**Stated problem:** Give an exact copy of every line, leaving images out.

==== Stored records ====

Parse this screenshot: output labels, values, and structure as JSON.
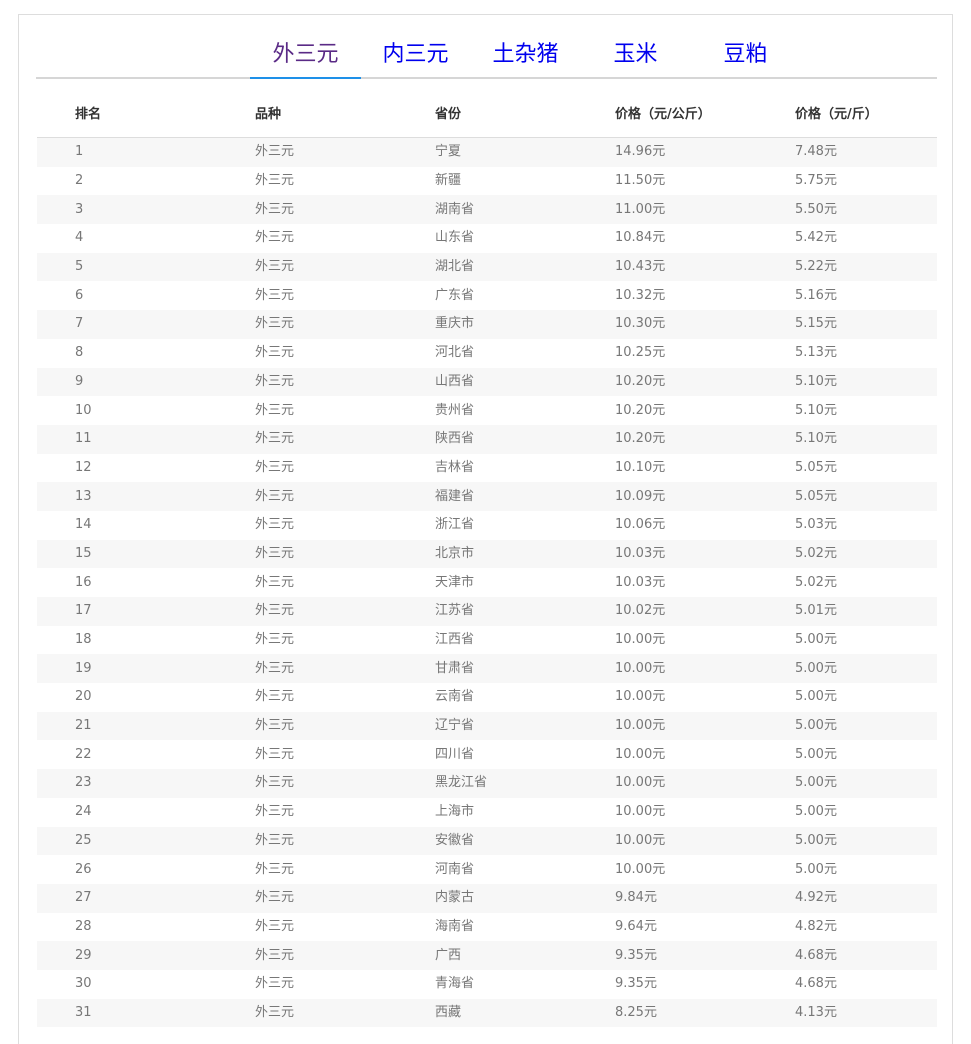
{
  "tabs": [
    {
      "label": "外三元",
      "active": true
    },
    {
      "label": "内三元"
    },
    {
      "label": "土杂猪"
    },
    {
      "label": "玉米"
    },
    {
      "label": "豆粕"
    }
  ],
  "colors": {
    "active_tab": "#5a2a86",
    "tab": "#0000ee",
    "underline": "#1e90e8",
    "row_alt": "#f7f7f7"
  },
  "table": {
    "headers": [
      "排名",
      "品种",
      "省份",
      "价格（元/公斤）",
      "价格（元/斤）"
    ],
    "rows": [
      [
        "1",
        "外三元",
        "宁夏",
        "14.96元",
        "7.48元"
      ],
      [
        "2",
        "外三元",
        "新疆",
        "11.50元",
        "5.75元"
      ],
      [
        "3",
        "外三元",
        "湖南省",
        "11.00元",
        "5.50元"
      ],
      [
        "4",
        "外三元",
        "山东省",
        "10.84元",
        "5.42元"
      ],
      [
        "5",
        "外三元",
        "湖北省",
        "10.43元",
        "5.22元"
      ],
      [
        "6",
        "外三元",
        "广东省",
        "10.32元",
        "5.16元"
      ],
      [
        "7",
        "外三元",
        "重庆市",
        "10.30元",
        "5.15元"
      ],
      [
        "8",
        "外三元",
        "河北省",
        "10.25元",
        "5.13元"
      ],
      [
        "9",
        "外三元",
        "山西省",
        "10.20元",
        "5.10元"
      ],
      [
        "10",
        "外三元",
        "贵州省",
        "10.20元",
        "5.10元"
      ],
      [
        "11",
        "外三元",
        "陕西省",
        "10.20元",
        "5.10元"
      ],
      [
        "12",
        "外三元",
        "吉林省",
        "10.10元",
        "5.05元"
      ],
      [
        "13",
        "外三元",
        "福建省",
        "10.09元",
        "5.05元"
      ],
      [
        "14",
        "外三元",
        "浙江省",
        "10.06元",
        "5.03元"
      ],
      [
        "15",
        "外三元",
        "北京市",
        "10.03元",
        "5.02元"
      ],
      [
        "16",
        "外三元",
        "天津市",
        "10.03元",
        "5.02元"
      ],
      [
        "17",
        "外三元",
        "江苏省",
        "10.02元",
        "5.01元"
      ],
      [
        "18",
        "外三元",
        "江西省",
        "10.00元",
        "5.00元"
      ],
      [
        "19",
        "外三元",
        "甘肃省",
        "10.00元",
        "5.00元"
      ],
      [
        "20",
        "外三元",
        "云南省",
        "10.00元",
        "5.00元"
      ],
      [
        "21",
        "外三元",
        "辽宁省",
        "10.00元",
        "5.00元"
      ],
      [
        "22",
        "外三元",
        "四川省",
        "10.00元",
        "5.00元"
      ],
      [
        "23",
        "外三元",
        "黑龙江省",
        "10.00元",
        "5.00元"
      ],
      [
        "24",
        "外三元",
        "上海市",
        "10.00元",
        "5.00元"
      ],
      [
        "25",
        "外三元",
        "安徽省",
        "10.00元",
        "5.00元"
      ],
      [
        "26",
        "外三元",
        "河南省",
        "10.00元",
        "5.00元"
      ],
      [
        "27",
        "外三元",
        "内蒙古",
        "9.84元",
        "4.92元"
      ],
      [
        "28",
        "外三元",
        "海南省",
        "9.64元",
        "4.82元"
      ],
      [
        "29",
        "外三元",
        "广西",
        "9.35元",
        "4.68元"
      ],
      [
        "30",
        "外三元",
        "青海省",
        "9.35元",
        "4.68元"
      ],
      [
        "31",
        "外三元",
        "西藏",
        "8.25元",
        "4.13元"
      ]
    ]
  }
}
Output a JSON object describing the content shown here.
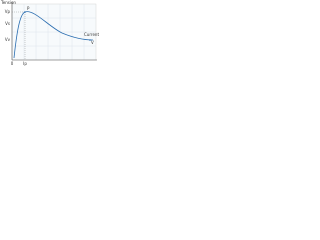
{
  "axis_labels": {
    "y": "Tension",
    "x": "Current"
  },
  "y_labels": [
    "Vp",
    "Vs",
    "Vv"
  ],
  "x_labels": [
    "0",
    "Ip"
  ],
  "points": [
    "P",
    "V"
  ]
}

====

**Output of the exercise:**
Parse this screenshot: output labels, values, and structure as JSON.
{
  "tabs": [
    {
      "label": "外三元",
      "active": true
    },
    {
      "label": "内三元"
    },
    {
      "label": "土杂猪"
    },
    {
      "label": "玉米"
    },
    {
      "label": "豆粕"
    }
  ],
  "colors": {
    "active_tab": "#5a2a86",
    "tab": "#0000ee",
    "underline": "#1e90e8",
    "row_alt": "#f7f7f7"
  },
  "table": {
    "headers": [
      "排名",
      "品种",
      "省份",
      "价格（元/公斤）",
      "价格（元/斤）"
    ],
    "rows": [
      [
        "1",
        "外三元",
        "宁夏",
        "14.96元",
        "7.48元"
      ],
      [
        "2",
        "外三元",
        "新疆",
        "11.50元",
        "5.75元"
      ],
      [
        "3",
        "外三元",
        "湖南省",
        "11.00元",
        "5.50元"
      ],
      [
        "4",
        "外三元",
        "山东省",
        "10.84元",
        "5.42元"
      ],
      [
        "5",
        "外三元",
        "湖北省",
        "10.43元",
        "5.22元"
      ],
      [
        "6",
        "外三元",
        "广东省",
        "10.32元",
        "5.16元"
      ],
      [
        "7",
        "外三元",
        "重庆市",
        "10.30元",
        "5.15元"
      ],
      [
        "8",
        "外三元",
        "河北省",
        "10.25元",
        "5.13元"
      ],
      [
        "9",
        "外三元",
        "山西省",
        "10.20元",
        "5.10元"
      ],
      [
        "10",
        "外三元",
        "贵州省",
        "10.20元",
        "5.10元"
      ],
      [
        "11",
        "外三元",
        "陕西省",
        "10.20元",
        "5.10元"
      ],
      [
        "12",
        "外三元",
        "吉林省",
        "10.10元",
        "5.05元"
      ],
      [
        "13",
        "外三元",
        "福建省",
        "10.09元",
        "5.05元"
      ],
      [
        "14",
        "外三元",
        "浙江省",
        "10.06元",
        "5.03元"
      ],
      [
        "15",
        "外三元",
        "北京市",
        "10.03元",
        "5.02元"
      ],
      [
        "16",
        "外三元",
        "天津市",
        "10.03元",
        "5.02元"
      ],
      [
        "17",
        "外三元",
        "江苏省",
        "10.02元",
        "5.01元"
      ],
      [
        "18",
        "外三元",
        "江西省",
        "10.00元",
        "5.00元"
      ],
      [
        "19",
        "外三元",
        "甘肃省",
        "10.00元",
        "5.00元"
      ],
      [
        "20",
        "外三元",
        "云南省",
        "10.00元",
        "5.00元"
      ],
      [
        "21",
        "外三元",
        "辽宁省",
        "10.00元",
        "5.00元"
      ],
      [
        "22",
        "外三元",
        "四川省",
        "10.00元",
        "5.00元"
      ],
      [
        "23",
        "外三元",
        "黑龙江省",
        "10.00元",
        "5.00元"
      ],
      [
        "24",
        "外三元",
        "上海市",
        "10.00元",
        "5.00元"
      ],
      [
        "25",
        "外三元",
        "安徽省",
        "10.00元",
        "5.00元"
      ],
      [
        "26",
        "外三元",
        "河南省",
        "10.00元",
        "5.00元"
      ],
      [
        "27",
        "外三元",
        "内蒙古",
        "9.84元",
        "4.92元"
      ],
      [
        "28",
        "外三元",
        "海南省",
        "9.64元",
        "4.82元"
      ],
      [
        "29",
        "外三元",
        "广西",
        "9.35元",
        "4.68元"
      ],
      [
        "30",
        "外三元",
        "青海省",
        "9.35元",
        "4.68元"
      ],
      [
        "31",
        "外三元",
        "西藏",
        "8.25元",
        "4.13元"
      ]
    ]
  }
}
Output a JSON object describing the content shown here.
{
  "axis_labels": {
    "y": "Tension",
    "x": "Current"
  },
  "y_labels": [
    "Vp",
    "Vs",
    "Vv"
  ],
  "x_labels": [
    "0",
    "Ip"
  ],
  "points": [
    "P",
    "V"
  ]
}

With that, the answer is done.